What you need to do:
Report every line below that holds the word "Zeus".

(Excerpt from a dataset)
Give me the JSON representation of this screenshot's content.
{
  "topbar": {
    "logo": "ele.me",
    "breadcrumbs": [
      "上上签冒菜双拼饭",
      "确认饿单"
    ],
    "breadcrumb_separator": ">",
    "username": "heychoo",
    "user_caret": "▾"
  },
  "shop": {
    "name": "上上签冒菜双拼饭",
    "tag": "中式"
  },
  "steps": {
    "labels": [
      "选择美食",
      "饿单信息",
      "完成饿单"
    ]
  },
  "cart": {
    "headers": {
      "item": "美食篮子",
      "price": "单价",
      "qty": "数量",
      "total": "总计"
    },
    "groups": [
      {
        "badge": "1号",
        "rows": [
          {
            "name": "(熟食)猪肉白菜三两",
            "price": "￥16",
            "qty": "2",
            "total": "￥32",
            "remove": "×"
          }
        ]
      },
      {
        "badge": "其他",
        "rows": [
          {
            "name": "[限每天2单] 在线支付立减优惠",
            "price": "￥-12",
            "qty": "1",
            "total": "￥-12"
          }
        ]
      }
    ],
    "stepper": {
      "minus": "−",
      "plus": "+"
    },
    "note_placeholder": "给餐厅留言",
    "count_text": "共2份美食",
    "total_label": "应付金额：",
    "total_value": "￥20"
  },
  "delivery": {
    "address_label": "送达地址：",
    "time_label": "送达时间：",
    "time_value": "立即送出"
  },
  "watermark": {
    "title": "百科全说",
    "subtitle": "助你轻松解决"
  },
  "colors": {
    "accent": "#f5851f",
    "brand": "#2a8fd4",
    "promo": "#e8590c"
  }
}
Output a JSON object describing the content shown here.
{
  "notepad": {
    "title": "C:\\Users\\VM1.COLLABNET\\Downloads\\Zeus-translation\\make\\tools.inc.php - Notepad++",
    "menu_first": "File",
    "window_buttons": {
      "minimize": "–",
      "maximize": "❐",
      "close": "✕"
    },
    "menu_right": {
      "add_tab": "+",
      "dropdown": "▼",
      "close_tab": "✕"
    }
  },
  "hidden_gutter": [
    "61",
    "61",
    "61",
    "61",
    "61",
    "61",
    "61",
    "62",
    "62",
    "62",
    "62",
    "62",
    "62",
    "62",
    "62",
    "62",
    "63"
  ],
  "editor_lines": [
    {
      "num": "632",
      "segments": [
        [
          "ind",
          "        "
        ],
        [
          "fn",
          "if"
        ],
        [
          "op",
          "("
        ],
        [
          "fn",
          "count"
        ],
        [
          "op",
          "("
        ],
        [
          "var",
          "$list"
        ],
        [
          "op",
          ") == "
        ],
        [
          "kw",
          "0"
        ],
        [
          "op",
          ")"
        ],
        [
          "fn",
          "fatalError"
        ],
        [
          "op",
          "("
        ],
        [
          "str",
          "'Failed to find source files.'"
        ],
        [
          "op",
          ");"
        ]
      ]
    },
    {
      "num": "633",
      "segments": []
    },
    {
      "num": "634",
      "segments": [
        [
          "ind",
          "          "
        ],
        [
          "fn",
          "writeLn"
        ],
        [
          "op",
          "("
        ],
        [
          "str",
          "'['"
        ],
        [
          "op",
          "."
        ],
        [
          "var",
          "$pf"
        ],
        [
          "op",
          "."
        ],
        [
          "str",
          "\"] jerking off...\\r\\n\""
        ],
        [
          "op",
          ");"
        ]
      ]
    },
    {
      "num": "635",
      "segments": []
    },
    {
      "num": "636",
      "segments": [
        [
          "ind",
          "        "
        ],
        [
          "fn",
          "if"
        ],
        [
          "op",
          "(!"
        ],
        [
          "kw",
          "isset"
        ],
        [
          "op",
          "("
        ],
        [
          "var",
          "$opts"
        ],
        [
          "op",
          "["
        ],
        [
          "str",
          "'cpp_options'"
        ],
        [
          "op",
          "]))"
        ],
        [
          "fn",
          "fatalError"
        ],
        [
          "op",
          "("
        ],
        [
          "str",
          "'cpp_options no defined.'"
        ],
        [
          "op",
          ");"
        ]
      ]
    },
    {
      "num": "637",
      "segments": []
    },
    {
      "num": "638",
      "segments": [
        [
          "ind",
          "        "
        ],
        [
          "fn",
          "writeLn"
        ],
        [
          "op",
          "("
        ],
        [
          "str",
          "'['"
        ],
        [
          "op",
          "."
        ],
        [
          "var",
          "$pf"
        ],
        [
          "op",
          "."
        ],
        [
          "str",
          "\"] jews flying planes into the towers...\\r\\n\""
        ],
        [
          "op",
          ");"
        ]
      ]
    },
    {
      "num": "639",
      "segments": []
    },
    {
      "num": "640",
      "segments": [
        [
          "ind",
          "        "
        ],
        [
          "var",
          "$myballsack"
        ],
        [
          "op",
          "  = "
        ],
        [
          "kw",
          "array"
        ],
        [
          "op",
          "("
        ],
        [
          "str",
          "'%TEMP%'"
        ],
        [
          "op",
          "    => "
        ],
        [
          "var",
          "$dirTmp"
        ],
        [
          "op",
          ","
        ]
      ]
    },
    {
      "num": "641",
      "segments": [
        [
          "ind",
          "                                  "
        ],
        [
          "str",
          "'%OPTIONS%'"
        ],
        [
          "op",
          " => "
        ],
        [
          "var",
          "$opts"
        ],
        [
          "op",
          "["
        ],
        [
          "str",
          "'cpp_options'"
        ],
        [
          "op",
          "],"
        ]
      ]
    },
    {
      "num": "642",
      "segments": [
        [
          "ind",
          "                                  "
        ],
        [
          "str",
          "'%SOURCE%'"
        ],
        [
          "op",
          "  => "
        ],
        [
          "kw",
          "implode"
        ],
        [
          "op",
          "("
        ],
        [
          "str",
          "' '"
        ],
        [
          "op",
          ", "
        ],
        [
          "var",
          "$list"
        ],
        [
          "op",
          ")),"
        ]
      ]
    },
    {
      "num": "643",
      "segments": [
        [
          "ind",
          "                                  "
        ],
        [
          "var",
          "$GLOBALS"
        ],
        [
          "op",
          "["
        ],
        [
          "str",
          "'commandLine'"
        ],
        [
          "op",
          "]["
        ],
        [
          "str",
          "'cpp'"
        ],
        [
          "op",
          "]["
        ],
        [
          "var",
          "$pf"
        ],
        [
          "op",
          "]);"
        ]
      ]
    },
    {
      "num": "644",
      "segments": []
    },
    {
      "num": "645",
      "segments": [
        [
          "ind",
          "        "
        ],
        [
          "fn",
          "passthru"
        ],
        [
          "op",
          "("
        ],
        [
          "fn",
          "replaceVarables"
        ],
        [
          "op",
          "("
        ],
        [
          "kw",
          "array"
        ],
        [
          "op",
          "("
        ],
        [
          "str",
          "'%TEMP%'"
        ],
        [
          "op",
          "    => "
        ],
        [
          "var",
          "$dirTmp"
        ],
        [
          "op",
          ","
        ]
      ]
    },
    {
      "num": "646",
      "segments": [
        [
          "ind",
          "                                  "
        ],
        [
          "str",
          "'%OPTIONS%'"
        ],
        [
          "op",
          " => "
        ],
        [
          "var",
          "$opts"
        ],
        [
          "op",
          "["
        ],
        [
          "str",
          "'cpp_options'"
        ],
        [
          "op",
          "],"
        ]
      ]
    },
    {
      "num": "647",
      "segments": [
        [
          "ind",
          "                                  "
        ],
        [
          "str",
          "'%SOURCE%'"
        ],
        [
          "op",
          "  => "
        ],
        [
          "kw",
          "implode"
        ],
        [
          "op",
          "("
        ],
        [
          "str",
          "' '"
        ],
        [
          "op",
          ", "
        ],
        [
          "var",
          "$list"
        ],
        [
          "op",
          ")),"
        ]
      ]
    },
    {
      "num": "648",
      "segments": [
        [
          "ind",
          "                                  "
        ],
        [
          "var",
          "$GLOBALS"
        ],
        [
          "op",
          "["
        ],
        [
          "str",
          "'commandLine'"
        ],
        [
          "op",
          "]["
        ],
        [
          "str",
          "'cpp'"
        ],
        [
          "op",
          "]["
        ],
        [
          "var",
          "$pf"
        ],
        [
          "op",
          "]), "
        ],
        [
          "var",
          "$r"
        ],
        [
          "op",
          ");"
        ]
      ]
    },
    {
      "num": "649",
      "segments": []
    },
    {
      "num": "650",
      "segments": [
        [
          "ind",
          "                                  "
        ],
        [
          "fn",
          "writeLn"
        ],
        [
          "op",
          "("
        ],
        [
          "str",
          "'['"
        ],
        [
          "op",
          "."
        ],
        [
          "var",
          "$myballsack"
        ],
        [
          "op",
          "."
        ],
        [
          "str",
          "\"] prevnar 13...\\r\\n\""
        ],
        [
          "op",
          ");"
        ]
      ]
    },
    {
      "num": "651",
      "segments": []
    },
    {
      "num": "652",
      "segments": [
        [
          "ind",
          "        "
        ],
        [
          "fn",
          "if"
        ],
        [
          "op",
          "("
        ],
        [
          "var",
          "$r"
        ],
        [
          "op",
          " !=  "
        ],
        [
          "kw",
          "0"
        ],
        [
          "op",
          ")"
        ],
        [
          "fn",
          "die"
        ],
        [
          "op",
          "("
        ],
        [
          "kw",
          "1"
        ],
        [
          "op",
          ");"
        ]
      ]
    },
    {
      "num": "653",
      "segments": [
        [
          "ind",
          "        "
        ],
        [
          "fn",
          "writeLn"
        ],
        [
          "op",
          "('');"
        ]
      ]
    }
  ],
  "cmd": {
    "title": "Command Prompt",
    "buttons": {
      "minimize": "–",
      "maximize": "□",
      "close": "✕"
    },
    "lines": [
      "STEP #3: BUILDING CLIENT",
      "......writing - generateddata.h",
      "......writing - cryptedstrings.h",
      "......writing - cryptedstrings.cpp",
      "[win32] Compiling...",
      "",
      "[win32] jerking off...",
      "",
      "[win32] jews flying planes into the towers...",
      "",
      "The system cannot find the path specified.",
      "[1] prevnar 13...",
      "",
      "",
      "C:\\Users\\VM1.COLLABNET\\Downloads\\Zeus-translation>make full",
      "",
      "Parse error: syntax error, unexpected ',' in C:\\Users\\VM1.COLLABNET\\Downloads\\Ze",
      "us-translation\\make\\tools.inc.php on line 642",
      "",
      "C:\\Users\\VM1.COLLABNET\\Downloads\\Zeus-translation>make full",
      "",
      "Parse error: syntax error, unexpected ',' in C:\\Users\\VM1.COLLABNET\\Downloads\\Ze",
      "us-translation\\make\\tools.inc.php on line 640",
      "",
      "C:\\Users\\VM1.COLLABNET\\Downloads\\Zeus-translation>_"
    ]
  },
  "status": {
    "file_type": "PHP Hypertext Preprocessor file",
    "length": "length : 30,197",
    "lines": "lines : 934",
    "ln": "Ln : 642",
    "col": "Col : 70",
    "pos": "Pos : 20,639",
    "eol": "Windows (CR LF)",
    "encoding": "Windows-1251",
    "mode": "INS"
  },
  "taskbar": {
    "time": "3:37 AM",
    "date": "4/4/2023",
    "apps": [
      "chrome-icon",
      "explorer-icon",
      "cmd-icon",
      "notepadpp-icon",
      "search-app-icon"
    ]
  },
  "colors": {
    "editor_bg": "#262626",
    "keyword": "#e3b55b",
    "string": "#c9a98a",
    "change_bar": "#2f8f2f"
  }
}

The answer:
    "title": "C:\\Users\\VM1.COLLABNET\\Downloads\\Zeus-translation\\make\\tools.inc.php - Notepad++",
      "C:\\Users\\VM1.COLLABNET\\Downloads\\Zeus-translation>make full",
      "C:\\Users\\VM1.COLLABNET\\Downloads\\Zeus-translation>make full",
      "C:\\Users\\VM1.COLLABNET\\Downloads\\Zeus-translation>_"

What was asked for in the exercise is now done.